**What you have to do**
Write out the records again, exactly, leaving none out.
----------
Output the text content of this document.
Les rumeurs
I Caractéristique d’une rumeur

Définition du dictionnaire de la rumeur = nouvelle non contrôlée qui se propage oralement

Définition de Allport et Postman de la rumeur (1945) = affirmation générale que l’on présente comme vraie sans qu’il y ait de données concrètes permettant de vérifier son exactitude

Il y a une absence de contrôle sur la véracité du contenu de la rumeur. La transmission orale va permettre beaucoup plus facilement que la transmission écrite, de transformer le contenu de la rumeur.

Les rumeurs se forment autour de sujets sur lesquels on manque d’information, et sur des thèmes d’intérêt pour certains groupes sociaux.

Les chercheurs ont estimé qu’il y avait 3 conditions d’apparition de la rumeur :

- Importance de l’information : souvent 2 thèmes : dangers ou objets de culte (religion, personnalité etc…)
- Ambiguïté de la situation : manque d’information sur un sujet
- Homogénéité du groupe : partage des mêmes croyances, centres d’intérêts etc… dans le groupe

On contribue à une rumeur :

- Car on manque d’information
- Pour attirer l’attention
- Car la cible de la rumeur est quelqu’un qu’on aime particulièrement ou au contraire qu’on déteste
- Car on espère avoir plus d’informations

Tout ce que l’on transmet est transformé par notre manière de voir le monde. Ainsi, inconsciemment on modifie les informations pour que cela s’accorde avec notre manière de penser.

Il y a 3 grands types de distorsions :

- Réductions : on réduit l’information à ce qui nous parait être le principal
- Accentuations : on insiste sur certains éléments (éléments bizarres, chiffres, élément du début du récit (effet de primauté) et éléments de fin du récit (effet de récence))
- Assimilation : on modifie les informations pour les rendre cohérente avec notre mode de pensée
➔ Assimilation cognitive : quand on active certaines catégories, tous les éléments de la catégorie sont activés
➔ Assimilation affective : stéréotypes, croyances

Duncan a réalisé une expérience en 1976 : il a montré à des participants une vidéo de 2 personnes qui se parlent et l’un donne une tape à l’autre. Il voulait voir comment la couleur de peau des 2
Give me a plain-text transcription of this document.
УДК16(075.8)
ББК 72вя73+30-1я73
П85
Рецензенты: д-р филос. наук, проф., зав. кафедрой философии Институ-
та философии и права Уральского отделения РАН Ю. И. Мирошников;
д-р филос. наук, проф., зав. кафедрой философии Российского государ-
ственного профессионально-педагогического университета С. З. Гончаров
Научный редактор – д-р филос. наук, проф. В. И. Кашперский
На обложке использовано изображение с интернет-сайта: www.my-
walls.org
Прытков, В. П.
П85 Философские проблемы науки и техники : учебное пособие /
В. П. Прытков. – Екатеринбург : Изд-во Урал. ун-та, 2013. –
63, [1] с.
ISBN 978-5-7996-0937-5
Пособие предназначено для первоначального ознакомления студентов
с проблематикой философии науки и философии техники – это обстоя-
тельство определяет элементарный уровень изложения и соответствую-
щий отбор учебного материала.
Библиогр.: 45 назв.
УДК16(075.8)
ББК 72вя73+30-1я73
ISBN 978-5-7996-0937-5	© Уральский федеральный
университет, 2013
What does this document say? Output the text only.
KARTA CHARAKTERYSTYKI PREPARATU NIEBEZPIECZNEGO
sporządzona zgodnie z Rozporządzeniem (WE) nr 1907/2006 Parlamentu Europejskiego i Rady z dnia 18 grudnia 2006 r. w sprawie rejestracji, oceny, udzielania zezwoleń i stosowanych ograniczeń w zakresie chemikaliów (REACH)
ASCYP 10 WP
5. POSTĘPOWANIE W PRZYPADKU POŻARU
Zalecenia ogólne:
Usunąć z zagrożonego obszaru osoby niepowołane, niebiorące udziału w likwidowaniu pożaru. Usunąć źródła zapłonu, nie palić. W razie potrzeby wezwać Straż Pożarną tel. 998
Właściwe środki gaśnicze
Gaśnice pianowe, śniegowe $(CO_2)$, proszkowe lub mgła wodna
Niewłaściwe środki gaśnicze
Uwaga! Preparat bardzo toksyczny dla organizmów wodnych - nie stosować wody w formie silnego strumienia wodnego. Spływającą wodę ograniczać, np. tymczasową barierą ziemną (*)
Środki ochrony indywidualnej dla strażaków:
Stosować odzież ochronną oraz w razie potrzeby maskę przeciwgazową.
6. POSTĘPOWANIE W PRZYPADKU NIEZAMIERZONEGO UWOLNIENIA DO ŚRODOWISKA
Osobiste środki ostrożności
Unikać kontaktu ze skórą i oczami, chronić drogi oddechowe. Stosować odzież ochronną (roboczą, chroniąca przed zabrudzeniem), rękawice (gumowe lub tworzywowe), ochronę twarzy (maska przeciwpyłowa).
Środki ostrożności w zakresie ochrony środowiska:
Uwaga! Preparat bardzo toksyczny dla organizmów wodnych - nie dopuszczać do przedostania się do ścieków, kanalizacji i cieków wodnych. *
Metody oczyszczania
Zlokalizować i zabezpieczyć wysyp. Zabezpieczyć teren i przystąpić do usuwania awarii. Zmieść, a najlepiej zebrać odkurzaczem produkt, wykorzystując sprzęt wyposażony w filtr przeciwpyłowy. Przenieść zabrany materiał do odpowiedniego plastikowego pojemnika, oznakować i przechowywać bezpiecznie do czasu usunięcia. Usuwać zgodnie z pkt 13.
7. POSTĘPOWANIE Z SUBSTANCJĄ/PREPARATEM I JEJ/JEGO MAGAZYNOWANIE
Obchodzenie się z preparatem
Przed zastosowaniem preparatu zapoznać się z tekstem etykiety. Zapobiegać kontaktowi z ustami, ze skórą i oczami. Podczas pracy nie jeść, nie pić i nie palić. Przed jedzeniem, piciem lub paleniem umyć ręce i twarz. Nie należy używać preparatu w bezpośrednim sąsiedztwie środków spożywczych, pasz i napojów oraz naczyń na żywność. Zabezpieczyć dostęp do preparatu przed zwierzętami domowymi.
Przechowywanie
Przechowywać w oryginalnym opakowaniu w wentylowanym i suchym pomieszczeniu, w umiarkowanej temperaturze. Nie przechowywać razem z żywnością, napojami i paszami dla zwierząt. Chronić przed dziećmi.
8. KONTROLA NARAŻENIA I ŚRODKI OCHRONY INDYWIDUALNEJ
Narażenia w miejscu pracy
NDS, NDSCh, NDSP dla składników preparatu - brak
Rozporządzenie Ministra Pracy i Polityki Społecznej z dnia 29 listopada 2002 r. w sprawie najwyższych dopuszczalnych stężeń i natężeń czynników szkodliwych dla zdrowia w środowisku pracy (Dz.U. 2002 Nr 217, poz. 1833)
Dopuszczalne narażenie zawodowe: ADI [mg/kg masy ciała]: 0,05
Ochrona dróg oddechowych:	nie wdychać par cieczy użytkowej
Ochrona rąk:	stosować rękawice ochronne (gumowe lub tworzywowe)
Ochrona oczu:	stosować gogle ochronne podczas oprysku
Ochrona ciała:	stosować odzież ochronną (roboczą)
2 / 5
----------
**Solution to the problem**
Output the text content of this document.
Les rumeurs
I Caractéristique d’une rumeur

Définition du dictionnaire de la rumeur = nouvelle non contrôlée qui se propage oralement

Définition de Allport et Postman de la rumeur (1945) = affirmation générale que l’on présente comme vraie sans qu’il y ait de données concrètes permettant de vérifier son exactitude

Il y a une absence de contrôle sur la véracité du contenu de la rumeur. La transmission orale va permettre beaucoup plus facilement que la transmission écrite, de transformer le contenu de la rumeur.

Les rumeurs se forment autour de sujets sur lesquels on manque d’information, et sur des thèmes d’intérêt pour certains groupes sociaux.

Les chercheurs ont estimé qu’il y avait 3 conditions d’apparition de la rumeur :

- Importance de l’information : souvent 2 thèmes : dangers ou objets de culte (religion, personnalité etc…)
- Ambiguïté de la situation : manque d’information sur un sujet
- Homogénéité du groupe : partage des mêmes croyances, centres d’intérêts etc… dans le groupe

On contribue à une rumeur :

- Car on manque d’information
- Pour attirer l’attention
- Car la cible de la rumeur est quelqu’un qu’on aime particulièrement ou au contraire qu’on déteste
- Car on espère avoir plus d’informations

Tout ce que l’on transmet est transformé par notre manière de voir le monde. Ainsi, inconsciemment on modifie les informations pour que cela s’accorde avec notre manière de penser.

Il y a 3 grands types de distorsions :

- Réductions : on réduit l’information à ce qui nous parait être le principal
- Accentuations : on insiste sur certains éléments (éléments bizarres, chiffres, élément du début du récit (effet de primauté) et éléments de fin du récit (effet de récence))
- Assimilation : on modifie les informations pour les rendre cohérente avec notre mode de pensée
➔ Assimilation cognitive : quand on active certaines catégories, tous les éléments de la catégorie sont activés
➔ Assimilation affective : stéréotypes, croyances

Duncan a réalisé une expérience en 1976 : il a montré à des participants une vidéo de 2 personnes qui se parlent et l’un donne une tape à l’autre. Il voulait voir comment la couleur de peau des 2
Give me a plain-text transcription of this document.
УДК16(075.8)
ББК 72вя73+30-1я73
П85
Рецензенты: д-р филос. наук, проф., зав. кафедрой философии Институ-
та философии и права Уральского отделения РАН Ю. И. Мирошников;
д-р филос. наук, проф., зав. кафедрой философии Российского государ-
ственного профессионально-педагогического университета С. З. Гончаров
Научный редактор – д-р филос. наук, проф. В. И. Кашперский
На обложке использовано изображение с интернет-сайта: www.my-
walls.org
Прытков, В. П.
П85 Философские проблемы науки и техники : учебное пособие /
В. П. Прытков. – Екатеринбург : Изд-во Урал. ун-та, 2013. –
63, [1] с.
ISBN 978-5-7996-0937-5
Пособие предназначено для первоначального ознакомления студентов
с проблематикой философии науки и философии техники – это обстоя-
тельство определяет элементарный уровень изложения и соответствую-
щий отбор учебного материала.
Библиогр.: 45 назв.
УДК16(075.8)
ББК 72вя73+30-1я73
ISBN 978-5-7996-0937-5	© Уральский федеральный
университет, 2013
What does this document say? Output the text only.
KARTA CHARAKTERYSTYKI PREPARATU NIEBEZPIECZNEGO
sporządzona zgodnie z Rozporządzeniem (WE) nr 1907/2006 Parlamentu Europejskiego i Rady z dnia 18 grudnia 2006 r. w sprawie rejestracji, oceny, udzielania zezwoleń i stosowanych ograniczeń w zakresie chemikaliów (REACH)
ASCYP 10 WP
5. POSTĘPOWANIE W PRZYPADKU POŻARU
Zalecenia ogólne:
Usunąć z zagrożonego obszaru osoby niepowołane, niebiorące udziału w likwidowaniu pożaru. Usunąć źródła zapłonu, nie palić. W razie potrzeby wezwać Straż Pożarną tel. 998
Właściwe środki gaśnicze
Gaśnice pianowe, śniegowe $(CO_2)$, proszkowe lub mgła wodna
Niewłaściwe środki gaśnicze
Uwaga! Preparat bardzo toksyczny dla organizmów wodnych - nie stosować wody w formie silnego strumienia wodnego. Spływającą wodę ograniczać, np. tymczasową barierą ziemną (*)
Środki ochrony indywidualnej dla strażaków:
Stosować odzież ochronną oraz w razie potrzeby maskę przeciwgazową.
6. POSTĘPOWANIE W PRZYPADKU NIEZAMIERZONEGO UWOLNIENIA DO ŚRODOWISKA
Osobiste środki ostrożności
Unikać kontaktu ze skórą i oczami, chronić drogi oddechowe. Stosować odzież ochronną (roboczą, chroniąca przed zabrudzeniem), rękawice (gumowe lub tworzywowe), ochronę twarzy (maska przeciwpyłowa).
Środki ostrożności w zakresie ochrony środowiska:
Uwaga! Preparat bardzo toksyczny dla organizmów wodnych - nie dopuszczać do przedostania się do ścieków, kanalizacji i cieków wodnych. *
Metody oczyszczania
Zlokalizować i zabezpieczyć wysyp. Zabezpieczyć teren i przystąpić do usuwania awarii. Zmieść, a najlepiej zebrać odkurzaczem produkt, wykorzystując sprzęt wyposażony w filtr przeciwpyłowy. Przenieść zabrany materiał do odpowiedniego plastikowego pojemnika, oznakować i przechowywać bezpiecznie do czasu usunięcia. Usuwać zgodnie z pkt 13.
7. POSTĘPOWANIE Z SUBSTANCJĄ/PREPARATEM I JEJ/JEGO MAGAZYNOWANIE
Obchodzenie się z preparatem
Przed zastosowaniem preparatu zapoznać się z tekstem etykiety. Zapobiegać kontaktowi z ustami, ze skórą i oczami. Podczas pracy nie jeść, nie pić i nie palić. Przed jedzeniem, piciem lub paleniem umyć ręce i twarz. Nie należy używać preparatu w bezpośrednim sąsiedztwie środków spożywczych, pasz i napojów oraz naczyń na żywność. Zabezpieczyć dostęp do preparatu przed zwierzętami domowymi.
Przechowywanie
Przechowywać w oryginalnym opakowaniu w wentylowanym i suchym pomieszczeniu, w umiarkowanej temperaturze. Nie przechowywać razem z żywnością, napojami i paszami dla zwierząt. Chronić przed dziećmi.
8. KONTROLA NARAŻENIA I ŚRODKI OCHRONY INDYWIDUALNEJ
Narażenia w miejscu pracy
NDS, NDSCh, NDSP dla składników preparatu - brak
Rozporządzenie Ministra Pracy i Polityki Społecznej z dnia 29 listopada 2002 r. w sprawie najwyższych dopuszczalnych stężeń i natężeń czynników szkodliwych dla zdrowia w środowisku pracy (Dz.U. 2002 Nr 217, poz. 1833)
Dopuszczalne narażenie zawodowe: ADI [mg/kg masy ciała]: 0,05
Ochrona dróg oddechowych:	nie wdychać par cieczy użytkowej
Ochrona rąk:	stosować rękawice ochronne (gumowe lub tworzywowe)
Ochrona oczu:	stosować gogle ochronne podczas oprysku
Ochrona ciała:	stosować odzież ochronną (roboczą)
2 / 5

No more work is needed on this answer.